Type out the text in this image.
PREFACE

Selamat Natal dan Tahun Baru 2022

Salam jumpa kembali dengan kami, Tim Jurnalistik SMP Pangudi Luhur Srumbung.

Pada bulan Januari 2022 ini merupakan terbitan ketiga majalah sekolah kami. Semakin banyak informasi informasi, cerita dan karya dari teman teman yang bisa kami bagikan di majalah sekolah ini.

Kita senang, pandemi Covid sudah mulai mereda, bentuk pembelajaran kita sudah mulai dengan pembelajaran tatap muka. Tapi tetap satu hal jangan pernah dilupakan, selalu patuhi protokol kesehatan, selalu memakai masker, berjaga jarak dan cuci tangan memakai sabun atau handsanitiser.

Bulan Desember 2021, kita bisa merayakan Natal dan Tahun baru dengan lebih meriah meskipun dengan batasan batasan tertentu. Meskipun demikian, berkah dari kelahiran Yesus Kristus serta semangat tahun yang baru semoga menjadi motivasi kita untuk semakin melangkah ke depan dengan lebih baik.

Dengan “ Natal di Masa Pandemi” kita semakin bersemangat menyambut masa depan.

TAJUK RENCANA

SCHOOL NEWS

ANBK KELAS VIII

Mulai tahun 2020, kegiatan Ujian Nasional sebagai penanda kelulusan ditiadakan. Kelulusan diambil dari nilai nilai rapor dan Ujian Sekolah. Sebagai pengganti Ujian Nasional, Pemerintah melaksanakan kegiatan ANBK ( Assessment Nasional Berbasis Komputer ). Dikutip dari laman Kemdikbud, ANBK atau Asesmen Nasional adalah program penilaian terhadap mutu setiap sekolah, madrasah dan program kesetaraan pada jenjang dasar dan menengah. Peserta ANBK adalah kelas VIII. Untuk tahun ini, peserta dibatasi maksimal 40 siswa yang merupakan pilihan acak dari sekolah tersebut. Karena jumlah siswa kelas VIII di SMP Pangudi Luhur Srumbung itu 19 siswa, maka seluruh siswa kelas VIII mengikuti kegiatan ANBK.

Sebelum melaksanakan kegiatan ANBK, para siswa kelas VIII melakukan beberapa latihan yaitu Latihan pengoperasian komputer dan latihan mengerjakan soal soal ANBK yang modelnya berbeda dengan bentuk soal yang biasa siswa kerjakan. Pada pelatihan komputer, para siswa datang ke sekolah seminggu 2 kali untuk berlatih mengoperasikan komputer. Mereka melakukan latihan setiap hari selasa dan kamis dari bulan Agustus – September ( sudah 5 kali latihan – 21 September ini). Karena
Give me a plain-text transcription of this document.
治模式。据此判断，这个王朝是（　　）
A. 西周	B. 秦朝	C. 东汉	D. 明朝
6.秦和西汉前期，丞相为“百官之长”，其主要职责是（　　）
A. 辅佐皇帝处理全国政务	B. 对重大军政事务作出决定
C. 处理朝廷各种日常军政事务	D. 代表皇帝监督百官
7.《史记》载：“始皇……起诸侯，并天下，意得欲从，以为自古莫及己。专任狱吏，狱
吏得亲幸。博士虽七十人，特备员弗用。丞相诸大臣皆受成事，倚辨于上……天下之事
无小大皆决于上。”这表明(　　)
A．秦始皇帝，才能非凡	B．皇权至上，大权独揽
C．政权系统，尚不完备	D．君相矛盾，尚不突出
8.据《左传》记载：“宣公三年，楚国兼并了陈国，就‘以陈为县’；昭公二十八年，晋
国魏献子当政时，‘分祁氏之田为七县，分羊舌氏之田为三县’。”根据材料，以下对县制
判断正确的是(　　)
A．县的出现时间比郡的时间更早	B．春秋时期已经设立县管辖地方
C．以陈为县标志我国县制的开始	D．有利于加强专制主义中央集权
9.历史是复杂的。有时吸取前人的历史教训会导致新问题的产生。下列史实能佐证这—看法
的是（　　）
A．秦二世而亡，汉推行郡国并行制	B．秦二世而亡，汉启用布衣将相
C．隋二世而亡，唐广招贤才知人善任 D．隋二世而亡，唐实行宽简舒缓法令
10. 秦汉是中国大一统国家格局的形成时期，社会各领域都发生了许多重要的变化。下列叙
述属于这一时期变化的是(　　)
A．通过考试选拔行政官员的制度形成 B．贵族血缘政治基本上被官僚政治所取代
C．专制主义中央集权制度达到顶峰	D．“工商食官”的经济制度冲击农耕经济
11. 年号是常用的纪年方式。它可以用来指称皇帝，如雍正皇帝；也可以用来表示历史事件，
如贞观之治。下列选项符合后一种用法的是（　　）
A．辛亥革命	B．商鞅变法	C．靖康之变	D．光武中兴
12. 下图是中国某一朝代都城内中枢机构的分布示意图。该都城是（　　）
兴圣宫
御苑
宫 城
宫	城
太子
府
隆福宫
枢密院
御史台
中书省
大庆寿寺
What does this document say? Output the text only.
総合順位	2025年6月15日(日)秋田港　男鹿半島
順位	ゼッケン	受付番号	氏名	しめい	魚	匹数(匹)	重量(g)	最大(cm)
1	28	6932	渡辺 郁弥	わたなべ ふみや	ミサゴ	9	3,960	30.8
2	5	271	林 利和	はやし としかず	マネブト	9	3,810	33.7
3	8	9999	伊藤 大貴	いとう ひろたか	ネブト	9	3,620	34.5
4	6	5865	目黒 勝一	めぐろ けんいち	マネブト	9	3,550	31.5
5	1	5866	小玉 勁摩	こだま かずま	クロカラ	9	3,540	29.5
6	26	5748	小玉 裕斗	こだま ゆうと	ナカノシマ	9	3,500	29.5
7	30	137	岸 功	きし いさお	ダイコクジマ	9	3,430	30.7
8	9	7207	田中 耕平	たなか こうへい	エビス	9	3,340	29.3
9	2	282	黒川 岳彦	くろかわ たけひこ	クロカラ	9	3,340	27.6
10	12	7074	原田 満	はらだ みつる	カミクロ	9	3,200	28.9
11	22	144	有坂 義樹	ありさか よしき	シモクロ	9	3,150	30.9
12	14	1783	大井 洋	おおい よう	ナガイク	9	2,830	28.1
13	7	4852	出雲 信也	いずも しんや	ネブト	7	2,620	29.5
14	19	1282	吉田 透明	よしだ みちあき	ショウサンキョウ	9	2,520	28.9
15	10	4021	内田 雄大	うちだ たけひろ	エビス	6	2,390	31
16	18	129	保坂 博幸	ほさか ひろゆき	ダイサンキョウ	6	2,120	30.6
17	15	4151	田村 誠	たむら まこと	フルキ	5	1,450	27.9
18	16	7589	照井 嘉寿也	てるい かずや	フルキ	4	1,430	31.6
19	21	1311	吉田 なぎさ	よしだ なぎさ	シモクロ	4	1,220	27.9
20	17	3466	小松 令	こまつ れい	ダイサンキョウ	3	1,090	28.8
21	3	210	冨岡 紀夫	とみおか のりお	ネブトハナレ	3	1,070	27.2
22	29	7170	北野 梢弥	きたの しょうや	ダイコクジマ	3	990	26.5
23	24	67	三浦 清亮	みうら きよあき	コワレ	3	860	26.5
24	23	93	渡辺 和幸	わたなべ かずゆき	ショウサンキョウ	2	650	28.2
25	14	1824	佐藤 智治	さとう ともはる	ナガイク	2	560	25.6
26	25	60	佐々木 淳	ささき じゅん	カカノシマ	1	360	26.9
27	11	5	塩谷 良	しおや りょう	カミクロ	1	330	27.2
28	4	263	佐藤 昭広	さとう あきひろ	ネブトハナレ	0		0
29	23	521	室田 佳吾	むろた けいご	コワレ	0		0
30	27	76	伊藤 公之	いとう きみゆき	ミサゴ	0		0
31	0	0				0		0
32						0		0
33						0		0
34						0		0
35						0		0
=======
**Aim:** Count the lines in the material above where the string "ネブトハナレ" appears, then state only that count.

**Written solution:** 2